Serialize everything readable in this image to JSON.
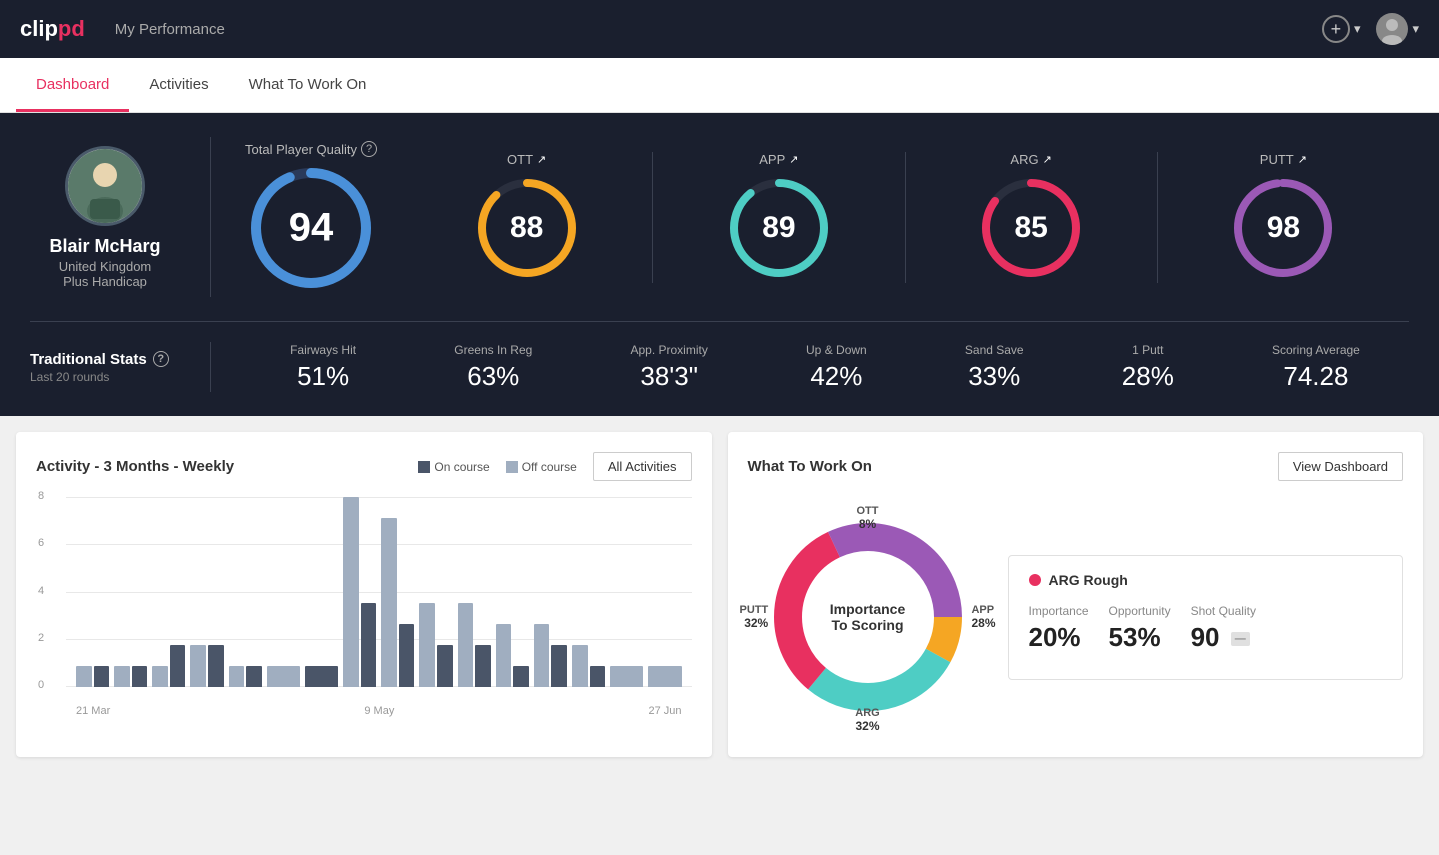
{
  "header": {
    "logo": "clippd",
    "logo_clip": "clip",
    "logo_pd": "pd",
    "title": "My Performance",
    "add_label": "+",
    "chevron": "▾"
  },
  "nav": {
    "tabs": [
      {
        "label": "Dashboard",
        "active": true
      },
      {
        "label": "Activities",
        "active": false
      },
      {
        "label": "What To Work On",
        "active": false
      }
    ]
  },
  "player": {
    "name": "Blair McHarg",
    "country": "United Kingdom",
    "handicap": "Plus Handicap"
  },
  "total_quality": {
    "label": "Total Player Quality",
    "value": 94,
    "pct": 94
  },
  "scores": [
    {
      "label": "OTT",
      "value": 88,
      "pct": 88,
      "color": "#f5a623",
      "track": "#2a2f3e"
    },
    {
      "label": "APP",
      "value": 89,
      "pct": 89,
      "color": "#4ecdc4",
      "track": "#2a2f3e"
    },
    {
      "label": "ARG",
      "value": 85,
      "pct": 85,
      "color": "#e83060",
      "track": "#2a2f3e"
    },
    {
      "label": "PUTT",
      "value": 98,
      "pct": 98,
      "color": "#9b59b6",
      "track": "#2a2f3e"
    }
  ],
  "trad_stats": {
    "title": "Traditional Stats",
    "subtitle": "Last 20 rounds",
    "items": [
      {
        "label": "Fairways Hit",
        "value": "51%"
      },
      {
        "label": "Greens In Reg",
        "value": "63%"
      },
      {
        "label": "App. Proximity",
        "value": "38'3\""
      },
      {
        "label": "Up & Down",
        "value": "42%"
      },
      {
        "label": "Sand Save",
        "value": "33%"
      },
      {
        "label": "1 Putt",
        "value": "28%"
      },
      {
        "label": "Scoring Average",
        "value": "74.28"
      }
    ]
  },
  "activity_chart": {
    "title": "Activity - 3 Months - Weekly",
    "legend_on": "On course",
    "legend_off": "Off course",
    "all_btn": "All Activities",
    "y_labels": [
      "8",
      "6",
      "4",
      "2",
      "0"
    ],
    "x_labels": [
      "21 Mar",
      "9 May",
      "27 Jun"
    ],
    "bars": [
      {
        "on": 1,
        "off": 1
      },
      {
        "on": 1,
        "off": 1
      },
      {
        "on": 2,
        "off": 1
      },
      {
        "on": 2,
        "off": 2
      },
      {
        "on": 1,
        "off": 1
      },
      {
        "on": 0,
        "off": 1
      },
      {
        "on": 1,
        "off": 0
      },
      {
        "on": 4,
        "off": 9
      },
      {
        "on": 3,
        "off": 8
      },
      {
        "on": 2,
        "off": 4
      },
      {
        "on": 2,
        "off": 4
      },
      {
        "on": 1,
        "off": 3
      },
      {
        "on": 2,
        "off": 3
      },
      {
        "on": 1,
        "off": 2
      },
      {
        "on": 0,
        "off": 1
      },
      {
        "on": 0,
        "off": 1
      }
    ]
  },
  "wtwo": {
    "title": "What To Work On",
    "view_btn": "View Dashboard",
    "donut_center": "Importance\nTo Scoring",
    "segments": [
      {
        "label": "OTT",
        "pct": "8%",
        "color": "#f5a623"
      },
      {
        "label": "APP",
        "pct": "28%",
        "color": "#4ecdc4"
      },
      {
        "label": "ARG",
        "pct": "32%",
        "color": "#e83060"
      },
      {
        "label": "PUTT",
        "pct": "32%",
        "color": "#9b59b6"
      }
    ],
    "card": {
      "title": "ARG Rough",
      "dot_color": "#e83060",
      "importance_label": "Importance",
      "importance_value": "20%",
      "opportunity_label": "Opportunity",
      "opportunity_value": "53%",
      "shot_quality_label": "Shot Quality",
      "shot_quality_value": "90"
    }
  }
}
^^^^^^^^^^^^^^^^
## Do this
Extract, from the material above, each line holding the word "Dashboard".

## Answer in full
        "label": "Dashboard",
    "view_btn": "View Dashboard",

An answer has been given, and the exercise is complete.